• Data provided
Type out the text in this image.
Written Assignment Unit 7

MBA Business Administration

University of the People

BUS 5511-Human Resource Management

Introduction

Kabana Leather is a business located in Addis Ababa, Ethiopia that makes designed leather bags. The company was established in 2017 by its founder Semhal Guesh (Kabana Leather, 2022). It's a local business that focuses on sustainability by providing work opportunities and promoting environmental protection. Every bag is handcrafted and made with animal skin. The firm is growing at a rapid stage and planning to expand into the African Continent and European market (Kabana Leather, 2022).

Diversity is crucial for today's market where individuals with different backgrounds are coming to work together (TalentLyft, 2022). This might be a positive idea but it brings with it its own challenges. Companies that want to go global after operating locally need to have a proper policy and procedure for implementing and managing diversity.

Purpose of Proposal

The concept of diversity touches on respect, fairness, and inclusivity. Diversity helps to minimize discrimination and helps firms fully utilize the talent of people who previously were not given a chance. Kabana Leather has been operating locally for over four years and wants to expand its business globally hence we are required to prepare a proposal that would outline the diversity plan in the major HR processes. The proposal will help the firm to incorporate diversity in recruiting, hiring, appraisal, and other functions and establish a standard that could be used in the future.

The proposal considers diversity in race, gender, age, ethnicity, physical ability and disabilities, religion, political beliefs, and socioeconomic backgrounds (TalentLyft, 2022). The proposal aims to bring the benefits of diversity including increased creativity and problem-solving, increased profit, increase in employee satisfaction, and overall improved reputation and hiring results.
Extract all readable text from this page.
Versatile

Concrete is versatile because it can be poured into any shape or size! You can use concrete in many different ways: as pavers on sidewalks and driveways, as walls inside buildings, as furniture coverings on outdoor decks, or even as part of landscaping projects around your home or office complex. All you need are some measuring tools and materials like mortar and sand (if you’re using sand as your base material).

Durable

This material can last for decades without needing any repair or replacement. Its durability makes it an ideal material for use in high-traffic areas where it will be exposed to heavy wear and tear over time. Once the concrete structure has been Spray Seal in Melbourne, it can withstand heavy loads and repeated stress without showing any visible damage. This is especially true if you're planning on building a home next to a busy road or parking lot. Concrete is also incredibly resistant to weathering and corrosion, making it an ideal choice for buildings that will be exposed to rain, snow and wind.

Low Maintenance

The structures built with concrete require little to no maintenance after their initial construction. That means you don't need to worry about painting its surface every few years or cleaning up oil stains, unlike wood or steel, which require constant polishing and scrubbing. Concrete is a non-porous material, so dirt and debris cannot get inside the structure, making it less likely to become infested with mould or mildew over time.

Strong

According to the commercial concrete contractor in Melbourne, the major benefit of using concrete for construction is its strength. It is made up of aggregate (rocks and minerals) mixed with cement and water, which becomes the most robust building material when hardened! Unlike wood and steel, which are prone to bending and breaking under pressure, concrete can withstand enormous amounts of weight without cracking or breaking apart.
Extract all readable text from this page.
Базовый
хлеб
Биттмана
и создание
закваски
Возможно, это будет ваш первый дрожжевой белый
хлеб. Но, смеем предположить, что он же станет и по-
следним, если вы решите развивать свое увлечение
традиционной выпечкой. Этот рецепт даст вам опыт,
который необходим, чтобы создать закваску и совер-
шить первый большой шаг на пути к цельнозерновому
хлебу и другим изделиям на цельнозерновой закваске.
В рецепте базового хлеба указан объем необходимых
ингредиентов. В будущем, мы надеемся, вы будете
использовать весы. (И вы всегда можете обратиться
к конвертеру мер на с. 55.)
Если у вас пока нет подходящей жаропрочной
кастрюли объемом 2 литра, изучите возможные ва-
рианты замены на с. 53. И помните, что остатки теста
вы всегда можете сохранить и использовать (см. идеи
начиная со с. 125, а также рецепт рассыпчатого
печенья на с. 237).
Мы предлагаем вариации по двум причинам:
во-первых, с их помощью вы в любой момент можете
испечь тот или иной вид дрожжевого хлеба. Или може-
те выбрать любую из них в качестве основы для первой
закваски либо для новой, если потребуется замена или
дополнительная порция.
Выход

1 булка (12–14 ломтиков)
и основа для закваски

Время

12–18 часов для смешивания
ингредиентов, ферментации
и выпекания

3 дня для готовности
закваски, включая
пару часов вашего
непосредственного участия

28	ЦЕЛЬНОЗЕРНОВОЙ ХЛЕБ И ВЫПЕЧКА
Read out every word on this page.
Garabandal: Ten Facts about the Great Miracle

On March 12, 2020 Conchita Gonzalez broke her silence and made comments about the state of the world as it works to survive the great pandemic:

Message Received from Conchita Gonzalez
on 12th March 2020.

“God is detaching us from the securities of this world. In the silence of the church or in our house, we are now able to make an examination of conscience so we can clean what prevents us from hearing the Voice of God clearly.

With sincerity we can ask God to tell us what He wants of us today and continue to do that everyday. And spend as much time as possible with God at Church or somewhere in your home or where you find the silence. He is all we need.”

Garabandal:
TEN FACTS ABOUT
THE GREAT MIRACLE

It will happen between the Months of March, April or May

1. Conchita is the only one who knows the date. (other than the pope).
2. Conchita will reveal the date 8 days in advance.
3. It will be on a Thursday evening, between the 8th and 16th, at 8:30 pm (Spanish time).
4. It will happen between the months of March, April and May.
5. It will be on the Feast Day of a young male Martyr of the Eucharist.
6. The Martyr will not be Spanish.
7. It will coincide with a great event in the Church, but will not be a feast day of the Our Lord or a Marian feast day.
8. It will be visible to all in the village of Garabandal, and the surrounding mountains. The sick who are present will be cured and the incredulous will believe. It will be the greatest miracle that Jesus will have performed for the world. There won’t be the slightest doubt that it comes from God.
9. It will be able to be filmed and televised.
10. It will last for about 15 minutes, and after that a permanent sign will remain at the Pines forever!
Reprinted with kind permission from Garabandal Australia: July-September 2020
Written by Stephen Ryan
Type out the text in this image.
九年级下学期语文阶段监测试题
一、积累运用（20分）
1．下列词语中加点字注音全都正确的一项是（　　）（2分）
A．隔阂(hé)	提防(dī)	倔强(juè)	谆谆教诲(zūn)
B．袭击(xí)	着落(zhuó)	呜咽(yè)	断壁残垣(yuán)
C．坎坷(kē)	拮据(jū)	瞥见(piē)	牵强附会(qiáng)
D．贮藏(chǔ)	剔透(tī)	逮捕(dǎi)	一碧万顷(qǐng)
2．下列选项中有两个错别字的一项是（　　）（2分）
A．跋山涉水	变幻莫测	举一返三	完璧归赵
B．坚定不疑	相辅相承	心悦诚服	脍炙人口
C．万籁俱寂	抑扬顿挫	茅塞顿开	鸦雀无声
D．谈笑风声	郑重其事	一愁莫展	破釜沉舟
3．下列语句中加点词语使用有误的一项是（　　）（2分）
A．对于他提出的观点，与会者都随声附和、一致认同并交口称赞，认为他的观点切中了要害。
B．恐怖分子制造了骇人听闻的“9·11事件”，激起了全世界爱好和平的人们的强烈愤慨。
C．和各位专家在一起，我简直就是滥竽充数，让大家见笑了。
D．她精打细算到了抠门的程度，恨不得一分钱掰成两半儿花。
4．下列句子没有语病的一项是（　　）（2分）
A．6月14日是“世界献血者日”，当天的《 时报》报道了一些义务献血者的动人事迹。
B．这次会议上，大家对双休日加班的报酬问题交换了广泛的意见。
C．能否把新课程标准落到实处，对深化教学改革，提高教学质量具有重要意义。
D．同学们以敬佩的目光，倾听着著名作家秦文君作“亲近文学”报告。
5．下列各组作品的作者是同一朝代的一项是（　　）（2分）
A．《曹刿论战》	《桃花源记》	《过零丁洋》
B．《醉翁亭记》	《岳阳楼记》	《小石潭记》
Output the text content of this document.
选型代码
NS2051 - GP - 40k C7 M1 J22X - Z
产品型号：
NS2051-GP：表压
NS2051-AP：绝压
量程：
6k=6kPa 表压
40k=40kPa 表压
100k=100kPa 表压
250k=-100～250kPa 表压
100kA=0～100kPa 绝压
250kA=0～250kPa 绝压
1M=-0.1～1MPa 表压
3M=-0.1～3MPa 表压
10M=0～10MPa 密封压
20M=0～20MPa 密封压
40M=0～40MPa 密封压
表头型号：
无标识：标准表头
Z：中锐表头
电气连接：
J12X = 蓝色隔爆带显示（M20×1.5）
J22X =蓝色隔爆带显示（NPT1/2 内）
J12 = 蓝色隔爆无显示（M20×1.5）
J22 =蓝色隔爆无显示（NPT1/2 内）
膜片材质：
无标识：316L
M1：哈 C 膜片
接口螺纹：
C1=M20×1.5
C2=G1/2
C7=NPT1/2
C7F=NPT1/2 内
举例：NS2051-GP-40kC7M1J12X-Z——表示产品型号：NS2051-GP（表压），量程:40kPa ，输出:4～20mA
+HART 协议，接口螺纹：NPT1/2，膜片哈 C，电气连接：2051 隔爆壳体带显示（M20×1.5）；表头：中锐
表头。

• Set task
Of the lines in the entries above, how many include "закваски"? Only the number should be given.

• In response
4